**Entries supplied**

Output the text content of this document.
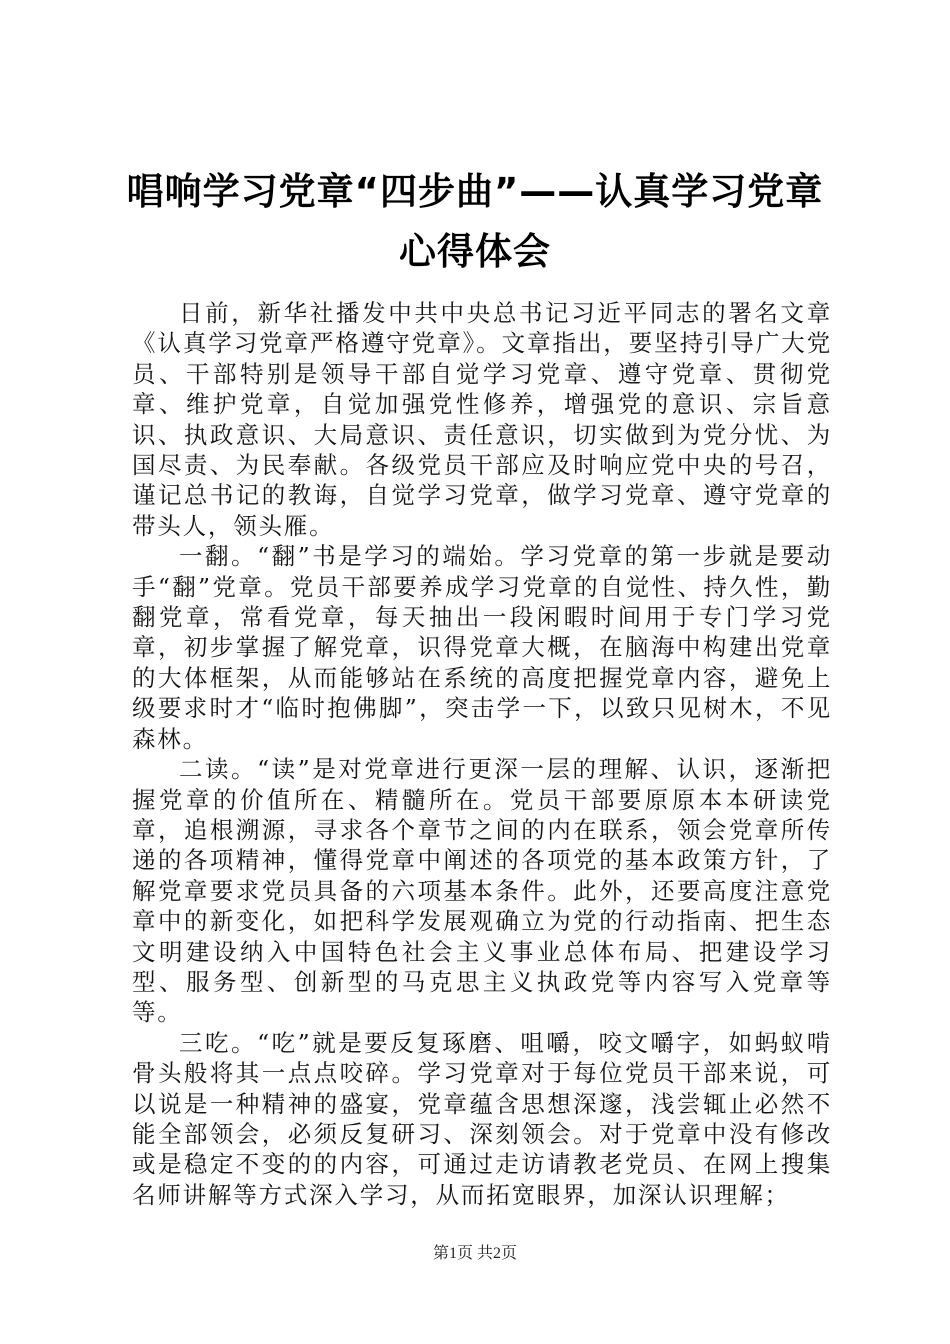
唱响学习党章“四步曲”——认真学习党章心得体会

日前，新华社播发中共中央总书记习近平同志的署名文章《认真学习党章严格遵守党章》。文章指出，要坚持引导广大党员、干部特别是领导干部自觉学习党章、遵守党章、贯彻党章、维护党章，自觉加强党性修养，增强党的意识、宗旨意识、执政意识、大局意识、责任意识，切实做到为党分忧、为国尽责、为民奉献。各级党员干部应及时响应党中央的号召，谨记总书记的教诲，自觉学习党章，做学习党章、遵守党章的带头人，领头雁。

一翻。“翻”书是学习的端始。学习党章的第一步就是要动手“翻”党章。党员干部要养成学习党章的自觉性、持久性，勤翻党章，常看党章，每天抽出一段闲暇时间用于专门学习党章，初步掌握了解党章，识得党章大概，在脑海中构建出党章的大体框架，从而能够站在系统的高度把握党章内容，避免上级要求时才“临时抱佛脚”，突击学一下，以致只见树木，不见森林。

二读。“读”是对党章进行更深一层的理解、认识，逐渐把握党章的价值所在、精髓所在。党员干部要原原本本研读党章，追根溯源，寻求各个章节之间的内在联系，领会党章所传递的各项精神，懂得党章中阐述的各项党的基本政策方针，了解党章要求党员具备的六项基本条件。此外，还要高度注意党章中的新变化，如把科学发展观确立为党的行动指南、把生态文明建设纳入中国特色社会主义事业总体布局、把建设学习型、服务型、创新型的马克思主义执政党等内容写入党章等等。

三吃。“吃”就是要反复琢磨、咀嚼，咬文嚼字，如蚂蚁啃骨头般将其一点点咬碎。学习党章对于每位党员干部来说，可以说是一种精神的盛宴，党章蕴含思想深邃，浅尝辄止必然不能全部领会，必须反复研习、深刻领会。对于党章中没有修改或是稳定不变的的内容，可通过走访请教老党员、在网上搜集名师讲解等方式深入学习，从而拓宽眼界，加深认识理解；

第1页 共2页
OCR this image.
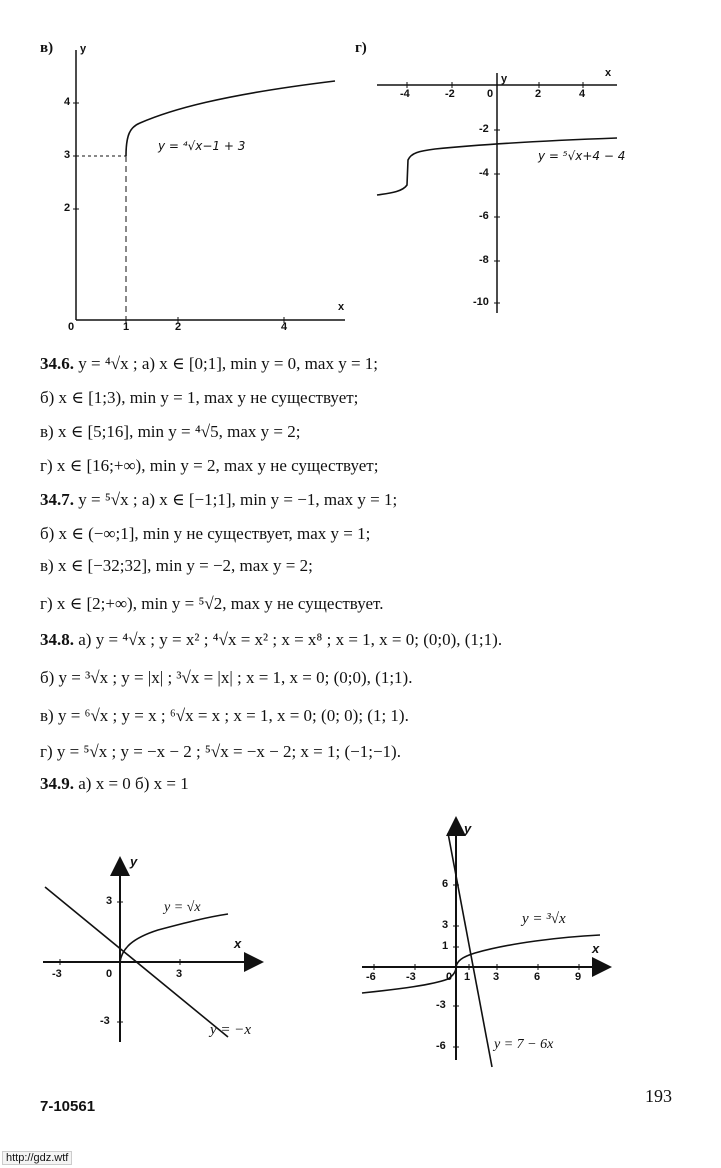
в) y
x
4
3
2
0	1	2	4
y = ⁴√x−1 + 3
г)
x
y
-4	-2	0	2	4
-2
-4
-6
-8
-10
y = ⁵√x+4 − 4
34.6. y = ⁴√x ; а) x ∈ [0;1], min y = 0, max y = 1;
б) x ∈ [1;3), min y = 1, max y не существует;
в) x ∈ [5;16], min y = ⁴√5, max y = 2;
г) x ∈ [16;+∞), min y = 2, max y не существует;
34.7. y = ⁵√x ; а) x ∈ [−1;1], min y = −1, max y = 1;
б) x ∈ (−∞;1], min y не существует, max y = 1;
в) x ∈ [−32;32], min y = −2, max y = 2;
г) x ∈ [2;+∞), min y = ⁵√2, max y не существует.
34.8. а) y = ⁴√x ; y = x² ; ⁴√x = x² ; x = x⁸ ; x = 1, x = 0; (0;0), (1;1).
б) y = ³√x ; y = |x| ; ³√x = |x| ; x = 1, x = 0; (0;0), (1;1).
в) y = ⁶√x ; y = x ; ⁶√x = x ; x = 1, x = 0; (0; 0); (1; 1).
г) y = ⁵√x ; y = −x − 2 ; ⁵√x = −x − 2; x = 1; (−1;−1).
34.9. а) x = 0 б) x = 1
y
x
3
-3
-3	0	3
y = √x
y = −x
y
x
6
3
1
-3
-6
-6	-3	0 1 3	6	9
y = ³√x
y = 7 − 6x
7-10561
193
http://gdz.wtf
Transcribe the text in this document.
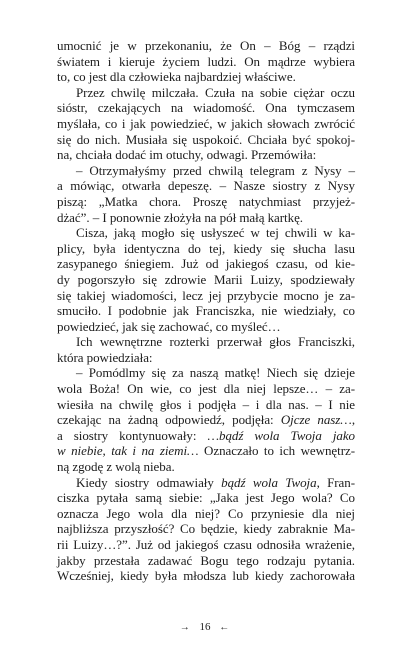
umocnić je w przekonaniu, że On – Bóg – rządzi
światem i kieruje życiem ludzi. On mądrze wybiera
to, co jest dla człowieka najbardziej właściwe.
Przez chwilę milczała. Czuła na sobie ciężar oczu
sióstr, czekających na wiadomość. Ona tymczasem
myślała, co i jak powiedzieć, w jakich słowach zwrócić
się do nich. Musiała się uspokoić. Chciała być spokoj-
na, chciała dodać im otuchy, odwagi. Przemówiła:
– Otrzymałyśmy przed chwilą telegram z Nysy –
a mówiąc, otwarła depeszę. – Nasze siostry z Nysy
piszą: „Matka chora. Proszę natychmiast przyjeż-
dżać”. – I ponownie złożyła na pół małą kartkę.
Cisza, jaką mogło się usłyszeć w tej chwili w ka-
plicy, była identyczna do tej, kiedy się słucha lasu
zasypanego śniegiem. Już od jakiegoś czasu, od kie-
dy pogorszyło się zdrowie Marii Luizy, spodziewały
się takiej wiadomości, lecz jej przybycie mocno je za-
smuciło. I podobnie jak Franciszka, nie wiedziały, co
powiedzieć, jak się zachować, co myśleć…
Ich wewnętrzne rozterki przerwał głos Franciszki,
która powiedziała:
– Pomódlmy się za naszą matkę! Niech się dzieje
wola Boża! On wie, co jest dla niej lepsze… – za-
wiesiła na chwilę głos i podjęła – i dla nas. – I nie
czekając na żadną odpowiedź, podjęła: Ojcze nasz…,
a siostry kontynuowały: …bądź wola Twoja jako
w niebie, tak i na ziemi… Oznaczało to ich wewnętrz-
ną zgodę z wolą nieba.
Kiedy siostry odmawiały bądź wola Twoja, Fran-
ciszka pytała samą siebie: „Jaka jest Jego wola? Co
oznacza Jego wola dla niej? Co przyniesie dla niej
najbliższa przyszłość? Co będzie, kiedy zabraknie Ma-
rii Luizy…?”. Już od jakiegoś czasu odnosiła wrażenie,
jakby przestała zadawać Bogu tego rodzaju pytania.
Wcześniej, kiedy była młodsza lub kiedy zachorowała
→ 16 ←
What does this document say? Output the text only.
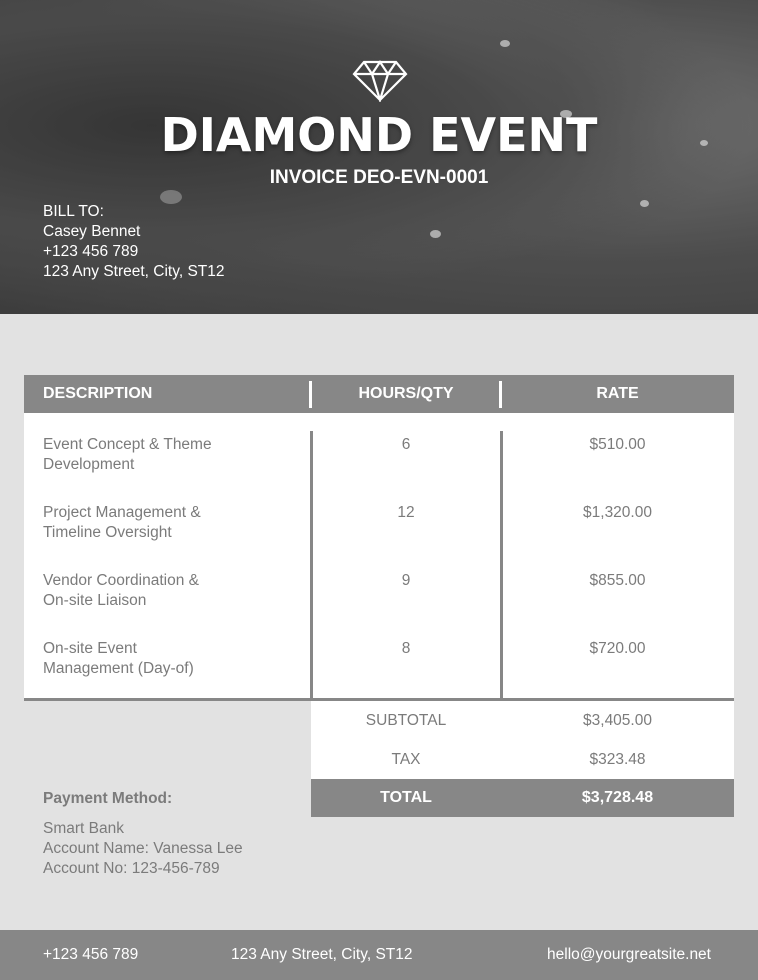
DIAMOND EVENT
INVOICE DEO-EVN-0001
BILL TO:
Casey Bennet
+123 456 789
123 Any Street, City, ST12
DESCRIPTION	HOURS/QTY	RATE
Event Concept & Theme
Development
6	$510.00
Project Management &
Timeline Oversight
12	$1,320.00
Vendor Coordination &
On-site Liaison
9	$855.00
On-site Event
Management (Day-of)
8	$720.00
SUBTOTAL	$3,405.00
TAX	$323.48
TOTAL	$3,728.48
Payment Method:
Smart Bank
Account Name: Vanessa Lee
Account No: 123-456-789
+123 456 789	123 Any Street, City, ST12	hello@yourgreatsite.net
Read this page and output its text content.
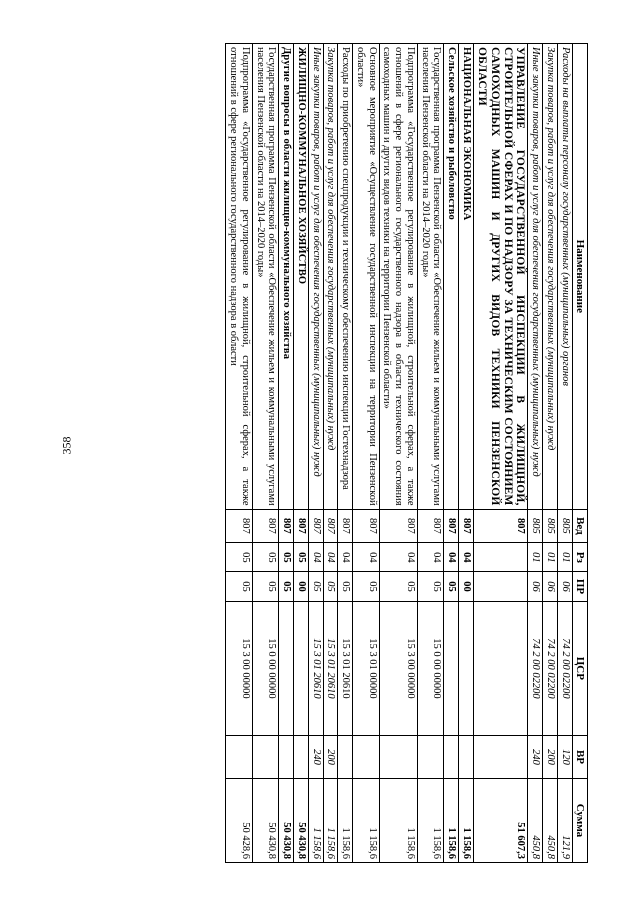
358
Наименование	Вед	Рз	ПР	ЦСР	ВР	Сумма
Расходы на выплаты персоналу государственных (муниципальных) органов	805	01	06	74 2 00 02200	120	121,9
Закупка товаров, работ и услуг для обеспечения государственных (муниципальных) нужд	805	01	06	74 2 00 02200	200	450,8
Иные закупки товаров, работ и услуг для обеспечения государственных (муниципальных) нужд	805	01	06	74 2 00 02200	240	450,8
УПРАВЛЕНИЕ ГОСУДАРСТВЕННОЙ ИНСПЕКЦИИ В ЖИЛИЩНОЙ, СТРОИТЕЛЬНОЙ СФЕРАХ И ПО НАДЗОРУ ЗА ТЕХНИЧЕСКИМ СОСТОЯНИЕМ САМОХОДНЫХ МАШИН И ДРУГИХ ВИДОВ ТЕХНИКИ ПЕНЗЕНСКОЙ ОБЛАСТИ	807					51 607,3
НАЦИОНАЛЬНАЯ ЭКОНОМИКА	807	04	00			1 158,6
Сельское хозяйство и рыболовство	807	04	05			1 158,6
Государственная программа Пензенской области «Обеспечение жильем и коммунальными услугами населения Пензенской области на 2014–2020 годы»	807	04	05	15 0 00 00000		1 158,6
Подпрограмма «Государственное регулирование в жилищной, строительной сферах, а также отношений в сфере регионального государственного надзора в области технического состояния самоходных машин и других видов техники на территории Пензенской области»	807	04	05	15 3 00 00000		1 158,6
Основное мероприятие «Осуществление государственной инспекции на территории Пензенской области»	807	04	05	15 3 01 00000		1 158,6
Расходы по приобретению спецпродукции и техническому обеспечению инспекции Гостехнадзора	807	04	05	15 3 01 20610		1 158,6
Закупка товаров, работ и услуг для обеспечения государственных (муниципальных) нужд	807	04	05	15 3 01 20610	200	1 158,6
Иные закупки товаров, работ и услуг для обеспечения государственных (муниципальных) нужд	807	04	05	15 3 01 20610	240	1 158,6
ЖИЛИЩНО-КОММУНАЛЬНОЕ ХОЗЯЙСТВО	807	05	00			50 430,8
Другие вопросы в области жилищно-коммунального хозяйства	807	05	05			50 430,8
Государственная программа Пензенской области «Обеспечение жильем и коммунальными услугами населения Пензенской области на 2014–2020 годы»	807	05	05	15 0 00 00000		50 430,8
Подпрограмма «Государственное регулирование в жилищной, строительной сферах, а также отношений в сфере регионального государственного надзора в области	807	05	05	15 3 00 00000		50 428,6
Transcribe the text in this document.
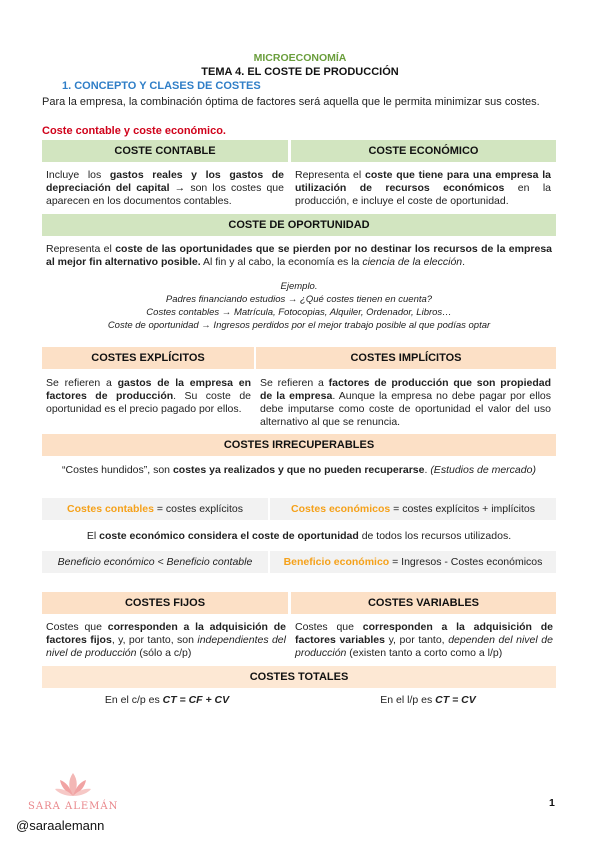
MICROECONOMÍA
TEMA 4. EL COSTE DE PRODUCCIÓN
1. CONCEPTO Y CLASES DE COSTES
Para la empresa, la combinación óptima de factores será aquella que le permita minimizar sus costes.
Coste contable y coste económico.
COSTE CONTABLE	COSTE ECONÓMICO
Incluye los gastos reales y los gastos de depreciación del capital → son los costes que aparecen en los documentos contables.
Representa el coste que tiene para una empresa la utilización de recursos económicos en la producción, e incluye el coste de oportunidad.
COSTE DE OPORTUNIDAD
Representa el coste de las oportunidades que se pierden por no destinar los recursos de la empresa al mejor fin alternativo posible. Al fin y al cabo, la economía es la ciencia de la elección.
Ejemplo.
Padres financiando estudios → ¿Qué costes tienen en cuenta?
Costes contables → Matrícula, Fotocopias, Alquiler, Ordenador, Libros…
Coste de oportunidad → Ingresos perdidos por el mejor trabajo posible al que podías optar
COSTES EXPLÍCITOS	COSTES IMPLÍCITOS
Se refieren a gastos de la empresa en factores de producción. Su coste de oportunidad es el precio pagado por ellos.
Se refieren a factores de producción que son propiedad de la empresa. Aunque la empresa no debe pagar por ellos debe imputarse como coste de oportunidad el valor del uso alternativo al que se renuncia.
COSTES IRRECUPERABLES
“Costes hundidos”, son costes ya realizados y que no pueden recuperarse. (Estudios de mercado)
Costes contables = costes explícitos	Costes económicos = costes explícitos + implícitos
El coste económico considera el coste de oportunidad de todos los recursos utilizados.
Beneficio económico < Beneficio contable	Beneficio económico = Ingresos - Costes económicos
COSTES FIJOS	COSTES VARIABLES
Costes que corresponden a la adquisición de factores fijos, y, por tanto, son independientes del nivel de producción (sólo a c/p)
Costes que corresponden a la adquisición de factores variables y, por tanto, dependen del nivel de producción (existen tanto a corto como a l/p)
COSTES TOTALES
En el c/p es CT = CF + CV	En el l/p es CT = CV
SARA ALEMÁN
@saraalemann
1
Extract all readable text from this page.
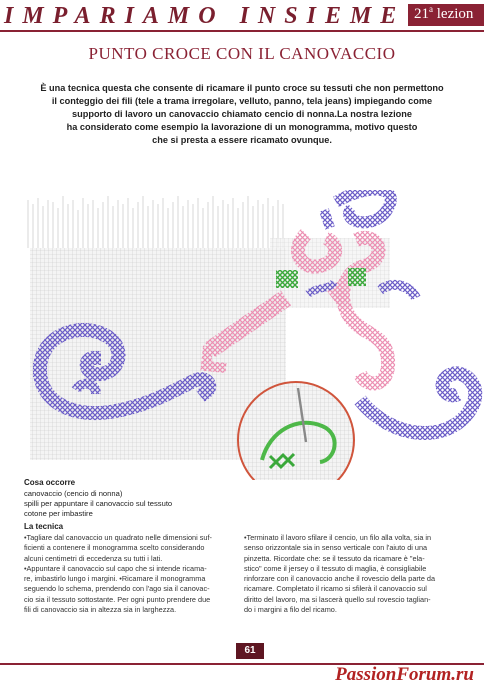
IMPARIAMO INSIEME 21$^a$ lezion
PUNTO CROCE CON IL CANOVACCIO
È una tecnica questa che consente di ricamare il punto croce su tessuti che non permettono
il conteggio dei fili (tele a trama irregolare, velluto, panno, tela jeans) impiegando come
supporto di lavoro un canovaccio chiamato cencio di nonna.La nostra lezione
ha considerato come esempio la lavorazione di un monogramma, motivo questo
che si presta a essere ricamato ovunque.
Cosa occorre
canovaccio (cencio di nonna)
spilli per appuntare il canovaccio sul tessuto
cotone per imbastire
La tecnica
•Tagliare dal canovaccio un quadrato nelle dimensioni suf-
ficienti a contenere il monogramma scelto considerando
alcuni centimetri di eccedenza su tutti i lati.
•Appuntare il canovaccio sul capo che si intende ricama-
re, imbastirlo lungo i margini. •Ricamare il monogramma
seguendo lo schema, prendendo con l'ago sia il canovac-
cio sia il tessuto sottostante. Per ogni punto prendere due
fili di canovaccio sia in altezza sia in larghezza.
•Terminato il lavoro sfilare il cencio, un filo alla volta, sia in
senso orizzontale sia in senso verticale con l'aiuto di una
pinzetta. Ricordate che: se il tessuto da ricamare è "ela-
stico" come il jersey o il tessuto di maglia, è consigliabile
rinforzare con il canovaccio anche il rovescio della parte da
ricamare. Completato il ricamo si sfilerà il canovaccio sul
diritto del lavoro, ma si lascerà quello sul rovescio taglian-
do i margini a filo del ricamo.
61
PassionForum.ru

**Written task**
Which lines contain the word "Management"? Copy each one.

**Reply**
Project Management &
Management (Day-of)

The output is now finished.